* **DATA FOR THE TASK**:
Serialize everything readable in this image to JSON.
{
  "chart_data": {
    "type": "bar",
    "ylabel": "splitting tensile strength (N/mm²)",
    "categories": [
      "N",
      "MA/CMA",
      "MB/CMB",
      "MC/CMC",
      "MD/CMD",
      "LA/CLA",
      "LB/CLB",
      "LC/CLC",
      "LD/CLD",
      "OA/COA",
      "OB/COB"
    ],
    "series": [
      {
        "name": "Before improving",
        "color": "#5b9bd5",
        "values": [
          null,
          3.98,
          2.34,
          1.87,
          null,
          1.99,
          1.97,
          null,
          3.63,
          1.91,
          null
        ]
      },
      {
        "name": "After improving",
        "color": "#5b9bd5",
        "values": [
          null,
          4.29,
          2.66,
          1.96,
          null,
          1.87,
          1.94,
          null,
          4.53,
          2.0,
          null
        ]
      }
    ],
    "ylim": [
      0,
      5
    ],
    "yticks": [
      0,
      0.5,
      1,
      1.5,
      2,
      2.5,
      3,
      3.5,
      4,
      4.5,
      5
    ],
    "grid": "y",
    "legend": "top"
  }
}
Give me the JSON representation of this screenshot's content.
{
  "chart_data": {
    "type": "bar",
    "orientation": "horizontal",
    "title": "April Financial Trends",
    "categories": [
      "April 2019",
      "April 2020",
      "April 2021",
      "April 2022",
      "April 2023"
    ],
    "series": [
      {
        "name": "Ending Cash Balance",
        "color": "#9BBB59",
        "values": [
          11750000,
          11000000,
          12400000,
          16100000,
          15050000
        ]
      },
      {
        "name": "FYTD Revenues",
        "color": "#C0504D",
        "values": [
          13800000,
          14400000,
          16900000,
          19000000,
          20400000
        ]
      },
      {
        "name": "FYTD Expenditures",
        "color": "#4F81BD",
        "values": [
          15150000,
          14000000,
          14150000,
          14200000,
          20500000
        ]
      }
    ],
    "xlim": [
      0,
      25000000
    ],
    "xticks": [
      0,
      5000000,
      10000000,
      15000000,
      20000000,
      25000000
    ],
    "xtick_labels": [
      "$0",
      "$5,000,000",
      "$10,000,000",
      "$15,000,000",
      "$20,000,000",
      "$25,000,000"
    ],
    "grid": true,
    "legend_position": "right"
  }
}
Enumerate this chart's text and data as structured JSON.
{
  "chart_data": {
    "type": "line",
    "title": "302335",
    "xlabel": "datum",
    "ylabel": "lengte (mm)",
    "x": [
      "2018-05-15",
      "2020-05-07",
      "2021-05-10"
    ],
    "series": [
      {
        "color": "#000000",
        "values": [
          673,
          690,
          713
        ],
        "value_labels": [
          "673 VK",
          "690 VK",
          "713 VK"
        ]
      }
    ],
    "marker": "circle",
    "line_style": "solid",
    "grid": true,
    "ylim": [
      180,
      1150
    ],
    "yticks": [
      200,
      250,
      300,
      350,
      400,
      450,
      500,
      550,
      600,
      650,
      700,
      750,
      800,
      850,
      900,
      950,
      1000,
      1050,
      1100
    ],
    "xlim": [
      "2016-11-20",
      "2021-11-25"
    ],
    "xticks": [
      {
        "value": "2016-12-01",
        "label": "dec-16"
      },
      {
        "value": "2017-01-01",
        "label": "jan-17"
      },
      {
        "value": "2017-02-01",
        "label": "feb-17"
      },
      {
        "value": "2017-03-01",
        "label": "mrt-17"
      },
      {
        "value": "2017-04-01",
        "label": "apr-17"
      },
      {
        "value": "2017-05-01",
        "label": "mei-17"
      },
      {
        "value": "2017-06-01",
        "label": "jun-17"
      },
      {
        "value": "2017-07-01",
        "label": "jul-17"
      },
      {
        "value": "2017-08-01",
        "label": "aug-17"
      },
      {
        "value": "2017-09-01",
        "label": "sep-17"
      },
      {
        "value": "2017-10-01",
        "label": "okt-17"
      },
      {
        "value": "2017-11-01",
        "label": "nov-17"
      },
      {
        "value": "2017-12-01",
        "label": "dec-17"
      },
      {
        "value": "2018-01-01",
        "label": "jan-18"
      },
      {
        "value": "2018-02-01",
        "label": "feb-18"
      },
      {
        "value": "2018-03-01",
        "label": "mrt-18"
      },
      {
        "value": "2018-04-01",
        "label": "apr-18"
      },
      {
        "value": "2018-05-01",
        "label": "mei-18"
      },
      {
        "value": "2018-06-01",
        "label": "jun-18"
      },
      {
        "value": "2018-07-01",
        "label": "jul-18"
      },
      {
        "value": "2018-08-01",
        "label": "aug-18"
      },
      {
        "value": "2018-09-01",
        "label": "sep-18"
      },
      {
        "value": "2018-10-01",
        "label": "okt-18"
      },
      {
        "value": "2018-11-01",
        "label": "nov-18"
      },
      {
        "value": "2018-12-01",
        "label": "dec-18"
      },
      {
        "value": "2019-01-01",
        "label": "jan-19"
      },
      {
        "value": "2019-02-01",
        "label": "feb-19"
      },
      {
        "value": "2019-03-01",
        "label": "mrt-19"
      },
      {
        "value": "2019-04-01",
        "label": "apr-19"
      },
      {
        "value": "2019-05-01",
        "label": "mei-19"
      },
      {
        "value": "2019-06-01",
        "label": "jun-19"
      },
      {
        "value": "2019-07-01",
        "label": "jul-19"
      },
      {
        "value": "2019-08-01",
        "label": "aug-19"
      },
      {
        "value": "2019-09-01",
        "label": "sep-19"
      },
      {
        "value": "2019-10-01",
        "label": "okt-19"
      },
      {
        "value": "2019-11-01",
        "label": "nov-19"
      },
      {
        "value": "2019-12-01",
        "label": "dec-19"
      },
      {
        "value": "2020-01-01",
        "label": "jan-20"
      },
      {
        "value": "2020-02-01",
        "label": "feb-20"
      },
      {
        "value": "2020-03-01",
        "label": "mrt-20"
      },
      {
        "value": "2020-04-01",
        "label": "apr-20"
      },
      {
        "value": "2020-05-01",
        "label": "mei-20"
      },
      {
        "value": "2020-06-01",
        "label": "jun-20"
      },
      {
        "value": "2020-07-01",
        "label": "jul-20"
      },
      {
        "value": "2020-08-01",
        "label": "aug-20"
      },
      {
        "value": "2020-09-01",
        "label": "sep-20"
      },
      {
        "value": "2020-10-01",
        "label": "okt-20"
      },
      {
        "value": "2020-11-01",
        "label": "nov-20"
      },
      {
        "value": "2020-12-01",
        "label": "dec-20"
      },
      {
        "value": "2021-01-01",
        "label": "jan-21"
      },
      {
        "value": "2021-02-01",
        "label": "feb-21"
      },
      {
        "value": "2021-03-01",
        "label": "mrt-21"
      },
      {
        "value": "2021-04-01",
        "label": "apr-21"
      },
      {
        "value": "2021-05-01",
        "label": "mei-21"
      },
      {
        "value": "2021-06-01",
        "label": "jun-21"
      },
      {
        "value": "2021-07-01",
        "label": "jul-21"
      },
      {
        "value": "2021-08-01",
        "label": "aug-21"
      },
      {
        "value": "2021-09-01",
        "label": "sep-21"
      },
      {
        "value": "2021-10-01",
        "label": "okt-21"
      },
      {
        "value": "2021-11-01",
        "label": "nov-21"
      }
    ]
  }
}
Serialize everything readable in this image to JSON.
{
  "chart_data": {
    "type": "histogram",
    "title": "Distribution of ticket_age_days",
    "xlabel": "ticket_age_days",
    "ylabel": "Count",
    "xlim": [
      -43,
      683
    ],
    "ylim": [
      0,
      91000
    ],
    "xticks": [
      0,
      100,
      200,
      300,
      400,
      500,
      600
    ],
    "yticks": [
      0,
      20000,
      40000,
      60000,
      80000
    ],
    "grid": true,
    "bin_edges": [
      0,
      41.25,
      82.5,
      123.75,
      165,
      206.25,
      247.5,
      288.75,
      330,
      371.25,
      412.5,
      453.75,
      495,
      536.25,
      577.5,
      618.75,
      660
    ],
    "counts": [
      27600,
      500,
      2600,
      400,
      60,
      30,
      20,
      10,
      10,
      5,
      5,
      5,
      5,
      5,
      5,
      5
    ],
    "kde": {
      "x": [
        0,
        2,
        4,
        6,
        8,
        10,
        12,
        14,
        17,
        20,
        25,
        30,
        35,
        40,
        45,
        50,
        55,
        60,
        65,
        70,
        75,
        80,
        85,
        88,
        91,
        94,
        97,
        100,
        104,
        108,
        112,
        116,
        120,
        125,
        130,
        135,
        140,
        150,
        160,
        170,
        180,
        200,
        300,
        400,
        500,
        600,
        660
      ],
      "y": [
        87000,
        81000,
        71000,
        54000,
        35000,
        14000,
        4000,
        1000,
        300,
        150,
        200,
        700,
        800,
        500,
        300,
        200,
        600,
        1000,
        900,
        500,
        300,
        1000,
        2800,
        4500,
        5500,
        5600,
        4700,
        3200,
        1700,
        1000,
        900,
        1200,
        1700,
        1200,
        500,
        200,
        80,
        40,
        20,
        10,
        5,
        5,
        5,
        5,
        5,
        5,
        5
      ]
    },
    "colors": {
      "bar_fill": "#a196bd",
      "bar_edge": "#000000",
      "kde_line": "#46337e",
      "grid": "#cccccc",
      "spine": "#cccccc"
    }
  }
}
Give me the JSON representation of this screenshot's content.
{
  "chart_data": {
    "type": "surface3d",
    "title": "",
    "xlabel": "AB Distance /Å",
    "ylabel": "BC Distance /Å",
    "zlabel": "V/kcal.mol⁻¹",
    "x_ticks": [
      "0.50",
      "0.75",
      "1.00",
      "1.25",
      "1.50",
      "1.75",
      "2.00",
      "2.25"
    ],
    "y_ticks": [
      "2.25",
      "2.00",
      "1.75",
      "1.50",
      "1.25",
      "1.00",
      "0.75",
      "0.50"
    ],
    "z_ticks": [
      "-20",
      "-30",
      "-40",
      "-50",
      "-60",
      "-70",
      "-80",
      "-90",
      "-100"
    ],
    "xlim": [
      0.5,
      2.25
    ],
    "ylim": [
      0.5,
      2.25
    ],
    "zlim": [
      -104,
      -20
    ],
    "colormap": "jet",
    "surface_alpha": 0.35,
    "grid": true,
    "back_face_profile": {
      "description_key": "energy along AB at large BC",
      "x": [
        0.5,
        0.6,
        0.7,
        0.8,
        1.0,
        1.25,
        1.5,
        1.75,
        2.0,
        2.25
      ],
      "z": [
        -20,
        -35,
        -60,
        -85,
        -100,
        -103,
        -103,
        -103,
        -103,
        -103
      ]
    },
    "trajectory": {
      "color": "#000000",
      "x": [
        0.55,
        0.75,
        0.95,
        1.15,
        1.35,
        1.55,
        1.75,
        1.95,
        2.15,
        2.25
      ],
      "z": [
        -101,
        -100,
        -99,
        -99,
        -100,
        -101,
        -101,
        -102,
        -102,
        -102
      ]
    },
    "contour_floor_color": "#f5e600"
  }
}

* **WRITTEN INSTRUCTION**: Collect every line with the string "improving" from the records, and copy each.

* **THE RESULT**:
        "name": "Before improving",
        "name": "After improving",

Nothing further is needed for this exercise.